§ **Исходный текст**:
----

На пространстве в 30 000 квадратных миль население Туруханского края, на севере Енисейской губернии, составляло около 10 000 душ, русских и инородцев. На сотни верст одно от другого разбросаны мелкие поселения, от двух до десяти дворов, редко больше. При восьмимесячной зиме земледелия здесь нет. Жители ловят рыбу и бьют зверя. И рыбы и зверя много. Сталин прибыл в этот негостеприимный край в середине 1913 г. и застал уже здесь Свердлова. Аллилуев получил вскоре письмо, в котором Сталин просил его поторопить депутата Бадаева отправкой высланных Лениным из-за границы денег. "... Сталин подробно пояснял, что деньги ему нужны спешно, чтобы успеть запастисть необходимыми продуктами, керосином и другими предметами, пока не наступила полярная суровая зима".

----

§ **Содержимое набора данных**:

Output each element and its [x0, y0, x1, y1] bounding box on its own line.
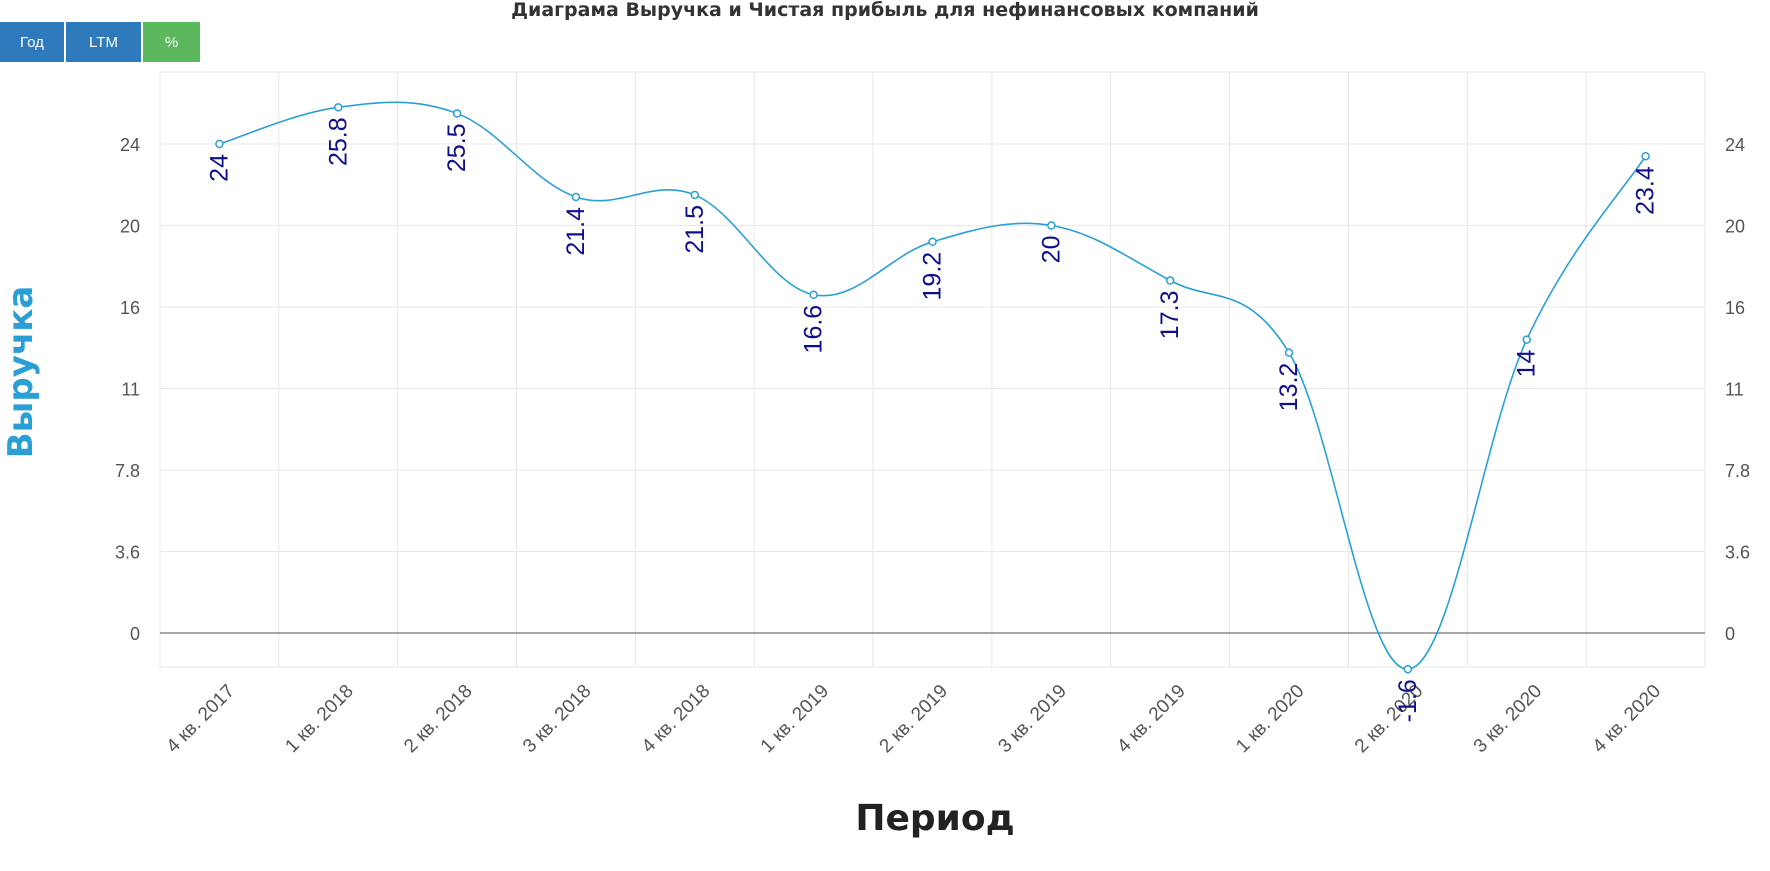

----

§ **Задание A**: Перечислите всех людей, названных по фамилии в тексте о Туруханском крае.
§ **Задание B**: Напишите продолжение текста о ссылке Сталина в Туруханский край, начиная сразу после приведенной в нем цитаты.

§ **Ответ A**: Сталин, Свердлов, Аллилуев, Бадаев, Ленин.

§ **Ответ B**:
25 августа департамент полиции предупреждает енисейскую жандармерию о возможности попыток к побегу со стороны ссыльных Свердлова и Джугашвили. 18 декабря департамент уже по телеграфу требует от енисейского губернатора принятия мер к предупреждению побега. В январе департамент телеграфирует енисейской жандармерии, что Свердлову и Джугашвили, в дополнение к полученным ими ранее ста рублям, предстоит получить еще пятьдесят рублей на организацию побега.

В марте агенты охраны прослышали даже, будто Свердлова видели в Москве. Енисейский губернатор спешит донести, что оба ссыльные "находятся на лицо и что меры к предупреждению их побега приняты". Тщетно писал Сталин Аллилуеву, что деньги высланы Лениным будто бы на керосин и другие продукты: из первых рук, т.е. все от того же Малиновского департамент знал, что готовится побег.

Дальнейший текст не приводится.